The only thing to send back is the number of lines below that hold the string "Health".

* [Page records with their text]:
----
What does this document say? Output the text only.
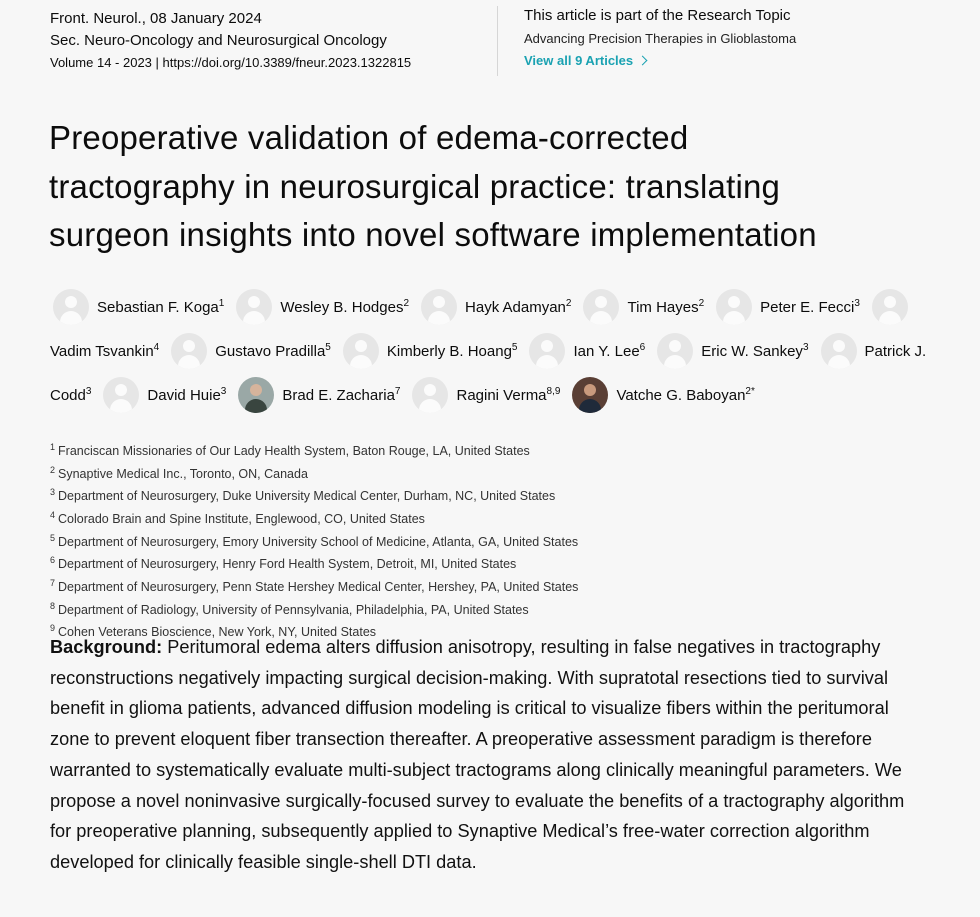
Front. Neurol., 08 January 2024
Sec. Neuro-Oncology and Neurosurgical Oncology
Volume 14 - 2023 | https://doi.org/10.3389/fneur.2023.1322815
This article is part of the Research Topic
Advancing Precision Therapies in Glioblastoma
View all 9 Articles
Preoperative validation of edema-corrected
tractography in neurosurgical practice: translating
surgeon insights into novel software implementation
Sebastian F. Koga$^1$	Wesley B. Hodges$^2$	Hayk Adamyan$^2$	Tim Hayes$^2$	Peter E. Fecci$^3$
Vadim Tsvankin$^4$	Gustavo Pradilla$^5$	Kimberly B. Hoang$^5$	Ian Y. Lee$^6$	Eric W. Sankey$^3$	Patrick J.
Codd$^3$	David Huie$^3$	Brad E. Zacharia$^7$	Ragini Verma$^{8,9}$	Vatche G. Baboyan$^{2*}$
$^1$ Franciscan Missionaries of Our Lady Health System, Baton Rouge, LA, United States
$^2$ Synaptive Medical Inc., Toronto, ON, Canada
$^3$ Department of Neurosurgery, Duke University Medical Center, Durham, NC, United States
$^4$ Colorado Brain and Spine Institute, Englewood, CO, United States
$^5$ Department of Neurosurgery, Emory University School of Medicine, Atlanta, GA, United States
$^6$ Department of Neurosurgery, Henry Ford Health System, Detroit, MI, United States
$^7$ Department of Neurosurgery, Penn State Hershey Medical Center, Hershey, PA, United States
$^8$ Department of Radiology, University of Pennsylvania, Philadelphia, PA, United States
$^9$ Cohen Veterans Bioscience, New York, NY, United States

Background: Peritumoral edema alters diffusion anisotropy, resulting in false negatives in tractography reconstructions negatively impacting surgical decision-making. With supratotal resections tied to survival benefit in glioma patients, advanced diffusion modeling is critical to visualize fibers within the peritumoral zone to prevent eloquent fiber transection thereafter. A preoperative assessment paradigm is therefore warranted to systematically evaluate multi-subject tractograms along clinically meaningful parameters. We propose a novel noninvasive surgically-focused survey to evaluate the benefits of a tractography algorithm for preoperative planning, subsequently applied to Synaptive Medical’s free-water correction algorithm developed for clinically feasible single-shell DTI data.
----
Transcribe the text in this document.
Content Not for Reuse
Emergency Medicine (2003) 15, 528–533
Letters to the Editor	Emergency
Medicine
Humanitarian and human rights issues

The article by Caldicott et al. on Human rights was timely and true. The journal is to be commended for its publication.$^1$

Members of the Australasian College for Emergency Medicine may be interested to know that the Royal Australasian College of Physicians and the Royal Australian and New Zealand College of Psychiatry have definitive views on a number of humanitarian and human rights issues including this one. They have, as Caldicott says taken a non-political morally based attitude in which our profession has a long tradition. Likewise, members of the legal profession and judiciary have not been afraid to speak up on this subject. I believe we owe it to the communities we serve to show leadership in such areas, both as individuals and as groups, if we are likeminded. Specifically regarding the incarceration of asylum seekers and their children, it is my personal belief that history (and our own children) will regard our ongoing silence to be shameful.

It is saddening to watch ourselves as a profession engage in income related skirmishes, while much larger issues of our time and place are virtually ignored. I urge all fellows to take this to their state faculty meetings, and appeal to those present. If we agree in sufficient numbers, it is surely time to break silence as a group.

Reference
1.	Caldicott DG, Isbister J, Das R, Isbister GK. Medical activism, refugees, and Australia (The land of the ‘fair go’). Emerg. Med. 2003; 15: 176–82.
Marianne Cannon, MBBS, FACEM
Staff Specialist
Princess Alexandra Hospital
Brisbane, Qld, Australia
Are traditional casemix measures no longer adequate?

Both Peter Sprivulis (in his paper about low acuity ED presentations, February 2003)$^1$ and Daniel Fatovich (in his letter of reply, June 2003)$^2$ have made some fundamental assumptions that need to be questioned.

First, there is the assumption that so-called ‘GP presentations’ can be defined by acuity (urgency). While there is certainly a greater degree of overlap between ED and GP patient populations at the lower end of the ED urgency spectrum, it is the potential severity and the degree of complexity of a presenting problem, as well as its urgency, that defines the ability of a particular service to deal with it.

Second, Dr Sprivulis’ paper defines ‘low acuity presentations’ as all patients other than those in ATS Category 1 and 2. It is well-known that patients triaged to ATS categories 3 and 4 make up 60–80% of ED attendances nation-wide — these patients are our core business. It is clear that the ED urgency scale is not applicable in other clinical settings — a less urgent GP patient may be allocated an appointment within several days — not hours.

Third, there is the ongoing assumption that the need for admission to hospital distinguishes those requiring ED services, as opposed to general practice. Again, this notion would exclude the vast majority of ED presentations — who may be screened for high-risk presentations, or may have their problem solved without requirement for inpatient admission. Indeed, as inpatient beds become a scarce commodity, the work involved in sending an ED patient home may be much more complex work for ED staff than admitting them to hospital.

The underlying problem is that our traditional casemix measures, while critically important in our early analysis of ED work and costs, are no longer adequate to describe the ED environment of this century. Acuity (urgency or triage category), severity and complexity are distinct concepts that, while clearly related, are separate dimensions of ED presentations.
----
* [FINISHED EXERCISE]: 2